__WHAT NEEDS TO BE DONE__.
Word for word, set down the records and skip each picture.
-*-
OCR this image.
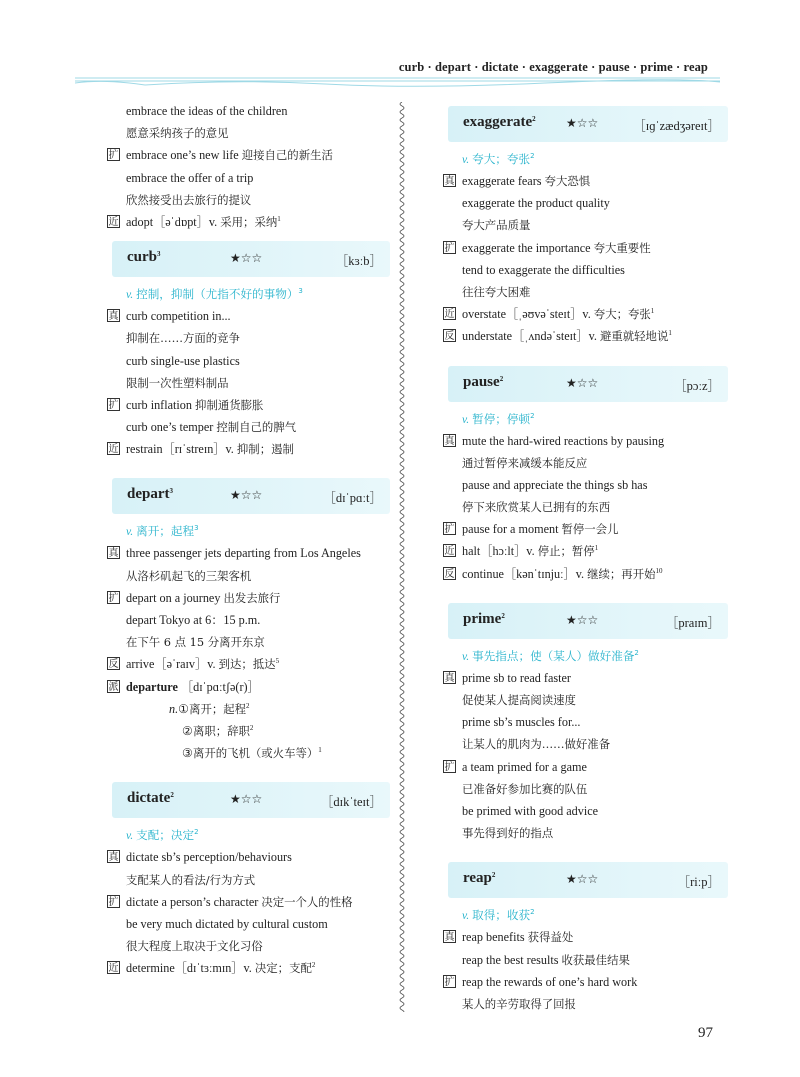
curb · depart · dictate · exaggerate · pause · prime · reap
embrace the ideas of the children
愿意采纳孩子的意见
扩 embrace one’s new life 迎接自己的新生活
embrace the offer of a trip
欣然接受出去旅行的提议
近 adopt［əˈdɒpt］v. 采用；采纳$^1$
curb$^3$	★☆☆	［kɜːb］
v. 控制，抑制（尤指不好的事物）$^3$
真 curb competition in...
抑制在……方面的竞争
curb single-use plastics
限制一次性塑料制品
扩 curb inflation 抑制通货膨胀
curb one’s temper 控制自己的脾气
近 restrain［rɪˈstreɪn］v. 抑制；遏制
depart$^3$	★☆☆	［dɪˈpɑːt］
v. 离开；起程$^3$
真 three passenger jets departing from Los Angeles
从洛杉矶起飞的三架客机
扩 depart on a journey 出发去旅行
depart Tokyo at 6：15 p.m.
在下午 6 点 15 分离开东京
反 arrive［əˈraɪv］v. 到达；抵达$^5$
派 departure ［dɪˈpɑːtʃə(r)］
n.①离开；起程$^2$
②离职；辞职$^2$
③离开的飞机（或火车等）$^1$
dictate$^2$	★☆☆	［dɪkˈteɪt］
v. 支配；决定$^2$
真 dictate sb’s perception/behaviours
支配某人的看法/行为方式
扩 dictate a person’s character 决定一个人的性格
be very much dictated by cultural custom
很大程度上取决于文化习俗
近 determine［dɪˈtɜːmɪn］v. 决定；支配$^2$
exaggerate$^2$	★☆☆	［ɪɡˈzædʒəreɪt］
v. 夸大；夸张$^2$
真 exaggerate fears 夸大恐惧
exaggerate the product quality
夸大产品质量
扩 exaggerate the importance 夸大重要性
tend to exaggerate the difficulties
往往夸大困难
近 overstate［ˌəʊvəˈsteɪt］v. 夸大；夸张$^1$
反 understate［ˌʌndəˈsteɪt］v. 避重就轻地说$^1$
pause$^2$	★☆☆	［pɔːz］
v. 暂停；停顿$^2$
真 mute the hard-wired reactions by pausing
通过暂停来减缓本能反应
pause and appreciate the things sb has
停下来欣赏某人已拥有的东西
扩 pause for a moment 暂停一会儿
近 halt［hɔːlt］v. 停止；暂停$^1$
反 continue［kənˈtɪnjuː］v. 继续；再开始$^{10}$
prime$^2$	★☆☆	［praɪm］
v. 事先指点；使（某人）做好准备$^2$
真 prime sb to read faster
促使某人提高阅读速度
prime sb’s muscles for...
让某人的肌肉为……做好准备
扩 a team primed for a game
已准备好参加比赛的队伍
be primed with good advice
事先得到好的指点
reap$^2$	★☆☆	［riːp］
v. 取得；收获$^2$
真 reap benefits 获得益处
reap the best results 收获最佳结果
扩 reap the rewards of one’s hard work
某人的辛劳取得了回报
97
-*-
__REPLY__.
OCR this image.
curb · depart · dictate · exaggerate · pause · prime · reap
embrace the ideas of the children
愿意采纳孩子的意见
扩 embrace one’s new life 迎接自己的新生活
embrace the offer of a trip
欣然接受出去旅行的提议
近 adopt［əˈdɒpt］v. 采用；采纳$^1$
curb$^3$	★☆☆	［kɜːb］
v. 控制，抑制（尤指不好的事物）$^3$
真 curb competition in...
抑制在……方面的竞争
curb single-use plastics
限制一次性塑料制品
扩 curb inflation 抑制通货膨胀
curb one’s temper 控制自己的脾气
近 restrain［rɪˈstreɪn］v. 抑制；遏制
depart$^3$	★☆☆	［dɪˈpɑːt］
v. 离开；起程$^3$
真 three passenger jets departing from Los Angeles
从洛杉矶起飞的三架客机
扩 depart on a journey 出发去旅行
depart Tokyo at 6：15 p.m.
在下午 6 点 15 分离开东京
反 arrive［əˈraɪv］v. 到达；抵达$^5$
派 departure ［dɪˈpɑːtʃə(r)］
n.①离开；起程$^2$
②离职；辞职$^2$
③离开的飞机（或火车等）$^1$
dictate$^2$	★☆☆	［dɪkˈteɪt］
v. 支配；决定$^2$
真 dictate sb’s perception/behaviours
支配某人的看法/行为方式
扩 dictate a person’s character 决定一个人的性格
be very much dictated by cultural custom
很大程度上取决于文化习俗
近 determine［dɪˈtɜːmɪn］v. 决定；支配$^2$
exaggerate$^2$	★☆☆	［ɪɡˈzædʒəreɪt］
v. 夸大；夸张$^2$
真 exaggerate fears 夸大恐惧
exaggerate the product quality
夸大产品质量
扩 exaggerate the importance 夸大重要性
tend to exaggerate the difficulties
往往夸大困难
近 overstate［ˌəʊvəˈsteɪt］v. 夸大；夸张$^1$
反 understate［ˌʌndəˈsteɪt］v. 避重就轻地说$^1$
pause$^2$	★☆☆	［pɔːz］
v. 暂停；停顿$^2$
真 mute the hard-wired reactions by pausing
通过暂停来减缓本能反应
pause and appreciate the things sb has
停下来欣赏某人已拥有的东西
扩 pause for a moment 暂停一会儿
近 halt［hɔːlt］v. 停止；暂停$^1$
反 continue［kənˈtɪnjuː］v. 继续；再开始$^{10}$
prime$^2$	★☆☆	［praɪm］
v. 事先指点；使（某人）做好准备$^2$
真 prime sb to read faster
促使某人提高阅读速度
prime sb’s muscles for...
让某人的肌肉为……做好准备
扩 a team primed for a game
已准备好参加比赛的队伍
be primed with good advice
事先得到好的指点
reap$^2$	★☆☆	［riːp］
v. 取得；收获$^2$
真 reap benefits 获得益处
reap the best results 收获最佳结果
扩 reap the rewards of one’s hard work
某人的辛劳取得了回报
97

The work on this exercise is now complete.